* START Data supplied *

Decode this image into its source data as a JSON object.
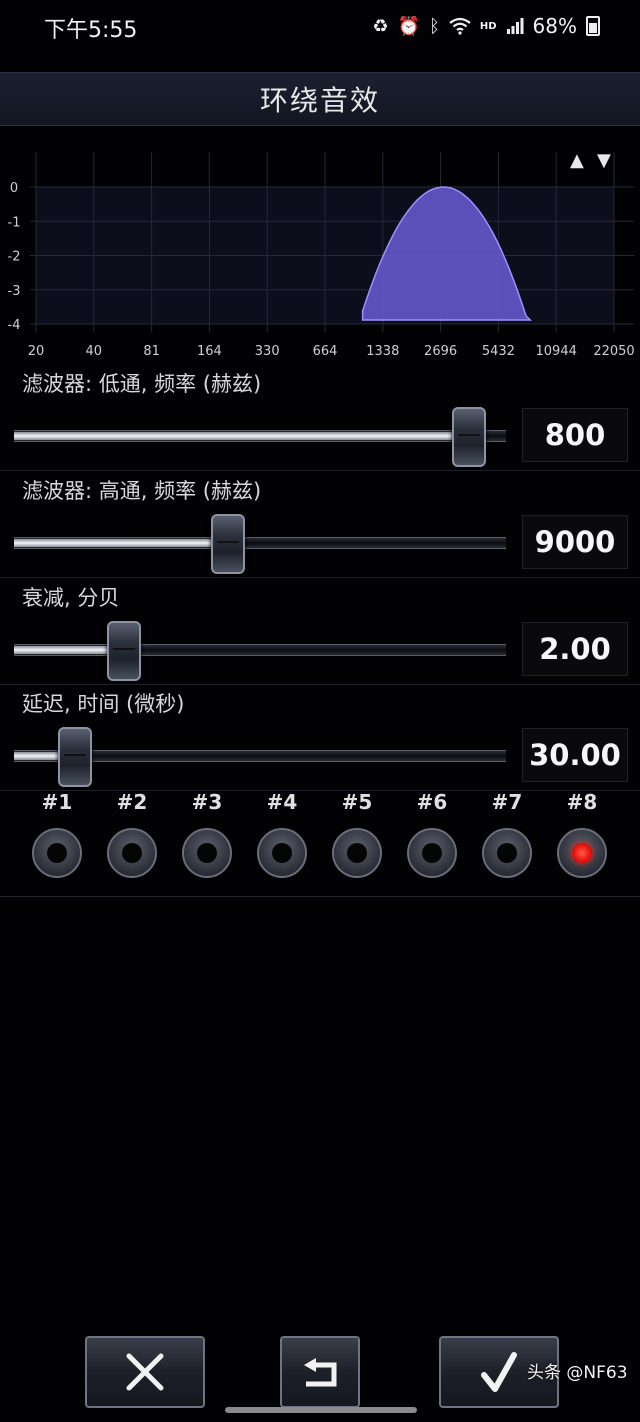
{
  "status_bar": {
    "time": "下午5:55",
    "network": "HD",
    "battery": "68%"
  },
  "title": "环绕音效",
  "graph": {
    "y_ticks": [
      "0",
      "-1",
      "-2",
      "-3",
      "-4"
    ],
    "x_ticks": [
      "20",
      "40",
      "81",
      "164",
      "330",
      "664",
      "1338",
      "2696",
      "5432",
      "10944",
      "22050"
    ],
    "up_label": "▲",
    "down_label": "▼",
    "curve_color": "#6a5ad6"
  },
  "sliders": [
    {
      "label": "滤波器: 低通, 频率 (赫兹)",
      "value": "800",
      "fraction": 0.92
    },
    {
      "label": "滤波器: 高通, 频率 (赫兹)",
      "value": "9000",
      "fraction": 0.43
    },
    {
      "label": "衰减, 分贝",
      "value": "2.00",
      "fraction": 0.22
    },
    {
      "label": "延迟, 时间 (微秒)",
      "value": "30.00",
      "fraction": 0.12
    }
  ],
  "presets": [
    {
      "label": "#1",
      "active": false
    },
    {
      "label": "#2",
      "active": false
    },
    {
      "label": "#3",
      "active": false
    },
    {
      "label": "#4",
      "active": false
    },
    {
      "label": "#5",
      "active": false
    },
    {
      "label": "#6",
      "active": false
    },
    {
      "label": "#7",
      "active": false
    },
    {
      "label": "#8",
      "active": true
    }
  ],
  "buttons": {
    "cancel": "close-icon",
    "reset": "undo-icon",
    "confirm": "check-icon"
  },
  "watermark": "头条 @NF63"
}
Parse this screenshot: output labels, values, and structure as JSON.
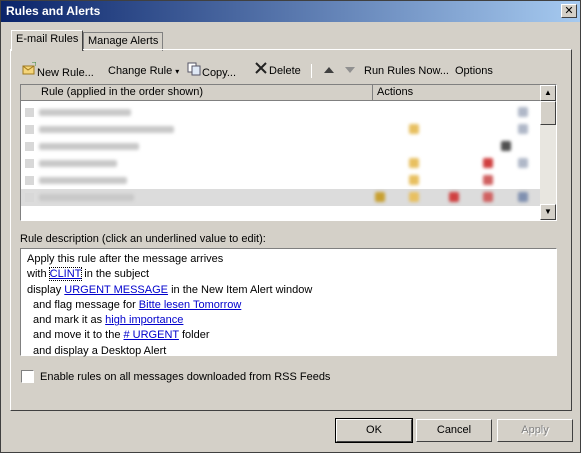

* END Data supplied *

- Exercise goal:
Leave out every picture and copy the rest of the records exactly.

- Task response:
Decode this image into its source data as a JSON object.
{
  "status_bar": {
    "time": "下午5:55",
    "network": "HD",
    "battery": "68%"
  },
  "title": "环绕音效",
  "graph": {
    "y_ticks": [
      "0",
      "-1",
      "-2",
      "-3",
      "-4"
    ],
    "x_ticks": [
      "20",
      "40",
      "81",
      "164",
      "330",
      "664",
      "1338",
      "2696",
      "5432",
      "10944",
      "22050"
    ],
    "up_label": "▲",
    "down_label": "▼",
    "curve_color": "#6a5ad6"
  },
  "sliders": [
    {
      "label": "滤波器: 低通, 频率 (赫兹)",
      "value": "800",
      "fraction": 0.92
    },
    {
      "label": "滤波器: 高通, 频率 (赫兹)",
      "value": "9000",
      "fraction": 0.43
    },
    {
      "label": "衰减, 分贝",
      "value": "2.00",
      "fraction": 0.22
    },
    {
      "label": "延迟, 时间 (微秒)",
      "value": "30.00",
      "fraction": 0.12
    }
  ],
  "presets": [
    {
      "label": "#1",
      "active": false
    },
    {
      "label": "#2",
      "active": false
    },
    {
      "label": "#3",
      "active": false
    },
    {
      "label": "#4",
      "active": false
    },
    {
      "label": "#5",
      "active": false
    },
    {
      "label": "#6",
      "active": false
    },
    {
      "label": "#7",
      "active": false
    },
    {
      "label": "#8",
      "active": true
    }
  ],
  "buttons": {
    "cancel": "close-icon",
    "reset": "undo-icon",
    "confirm": "check-icon"
  },
  "watermark": "头条 @NF63"
}
Parse this screenshot: output labels, values, and structure as JSON.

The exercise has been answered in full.